- 阅读材料:
题目大意:平面内有一些点,我们要通过一些方式来走遍这所有的点,要求一个点只能走一次,只能向左转而不能向右转。求遍历这些点的顺序。
思路:数据范围是可以怎么搞都0ms的(n<=50,case<=100),所以只要有思路就可以了。
只能左转,想想好像有点像凸包啊。但是这个题要遍历所有的点,所以就把已经走过的点删掉,然后像凸包一样的往前走,每次找一个没走过的极角最小的点走,然后把它标记上。最后都走完就全部遍历完了。
CODE:
#include <cmath>
#include <cstdio>
#include <cstring>
#include <iostream>
#include <algorithm>
#define MAX 110
#define INF 0x7f7f7f7f
using namespace std;
struct Point{
int _id;
double x,y;
double alpha;
Point(double _x,double _y):x(_x),y(_y) {}
Point() {}
Point operator -(const Point &a) {
return Point(x - a.x,y - a.y);
}
bool operator <(const Point &a)const {
return alpha < a.alpha;
}
void Read() {
scanf("%d%lf%lf",&_id,&x,&y);
}
bool Cross(Point &a,Point &b) {
Point p1 = *this - a,p2 = *this - b;
return p1.x * p2.y - p2.x * p1.y < 0;
}
}point[MAX],now;
int cases,points;
int rubbish;
inline void Initialize();
int main()

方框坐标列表
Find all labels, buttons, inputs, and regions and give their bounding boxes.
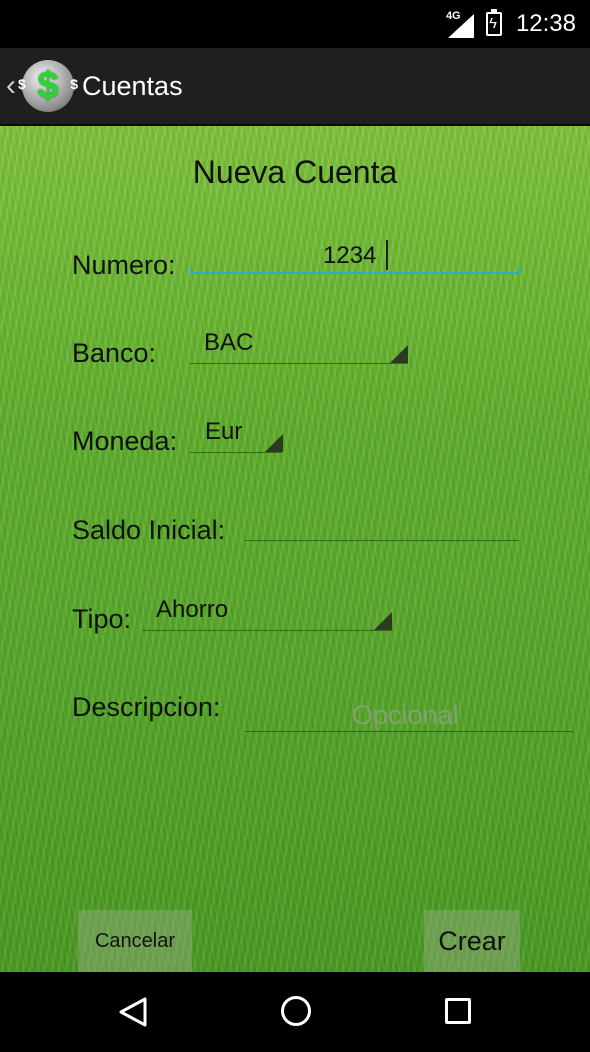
banco-underline [190, 363, 408, 364]
network-type: 4G [445, 10, 461, 22]
home-icon[interactable] [281, 996, 311, 1026]
dropdown-arrow-icon [374, 612, 392, 630]
saldo-inicial-underline [245, 540, 519, 541]
action-bar: ‹ $ $ $ Cuentas [0, 48, 590, 126]
status-bar: 4G ϟ 12:38 [0, 0, 590, 48]
app-icon[interactable]: $ $ $ [18, 60, 78, 112]
saldo-inicial-label: Saldo Inicial: [72, 515, 226, 545]
dollar-icon: $ [37, 64, 59, 107]
banco-label: Banco: [72, 338, 157, 368]
banco-selected: BAC [204, 329, 254, 356]
back-icon[interactable] [118, 996, 148, 1028]
status-icons: 4G ϟ 12:38 [446, 9, 576, 38]
moneda-underline [190, 452, 282, 453]
mini-dollar-icon: $ [70, 76, 78, 92]
create-button[interactable]: Crear [424, 910, 520, 972]
app-title: Cuentas [82, 70, 183, 101]
tipo-underline [142, 630, 392, 631]
navigation-bar [0, 972, 590, 1052]
recents-icon[interactable] [445, 998, 471, 1024]
moneda-label: Moneda: [72, 426, 178, 456]
numero-underline [190, 267, 521, 274]
text-cursor [386, 240, 388, 270]
numero-value: 1234 [323, 242, 377, 269]
battery-icon: ϟ [485, 9, 502, 36]
tipo-selected: Ahorro [156, 596, 229, 623]
form-content: Nueva Cuenta Numero: 1234 Banco: BAC Mon… [0, 126, 590, 972]
dropdown-arrow-icon [390, 345, 408, 363]
moneda-selected: Eur [205, 418, 243, 445]
numero-label: Numero: [72, 250, 176, 280]
descripcion-label: Descripcion: [72, 692, 221, 722]
dropdown-arrow-icon [265, 434, 283, 452]
descripcion-underline [245, 731, 573, 732]
tipo-label: Tipo: [72, 604, 132, 634]
page-title: Nueva Cuenta [192, 154, 398, 190]
cancel-button[interactable]: Cancelar [78, 910, 192, 972]
clock: 12:38 [515, 10, 576, 37]
signal-icon: 4G [446, 10, 476, 38]
mini-dollar-icon: $ [18, 76, 26, 92]
descripcion-placeholder: Opcional [352, 700, 459, 730]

- 练习内容:
(a) 根据这篇关于只能左转遍历各点的题解,每次走下一步时应选择哪一个点?
(b) 请接着这篇关于只能左转遍历各点的题解,从它最后一行往下续写。

- 最终结果:
(a) 选择一个没走过的、极角最小的点。

(b)
{
for(cin >> cases;cases; --cases) {
scanf("%d",&points);
Initialize();
for(int x,y,i = 1;i <= points; ++i) {
point[i].Read();
if(point[i].y < now.y)
now = point[i];
}
printf("%d",points);
now.x = 0;
point[0] = now;
for(int i = 1;i <= points; ++i) {
for(int j = i + 1;j <= points; ++j)
if(point[j].Judge(point[i],point[i - 1]))
swap(point[i],point[j]);
printf(" %d",point[i]._id);
}
puts("");
}
return 0;
}
inline void Initialize()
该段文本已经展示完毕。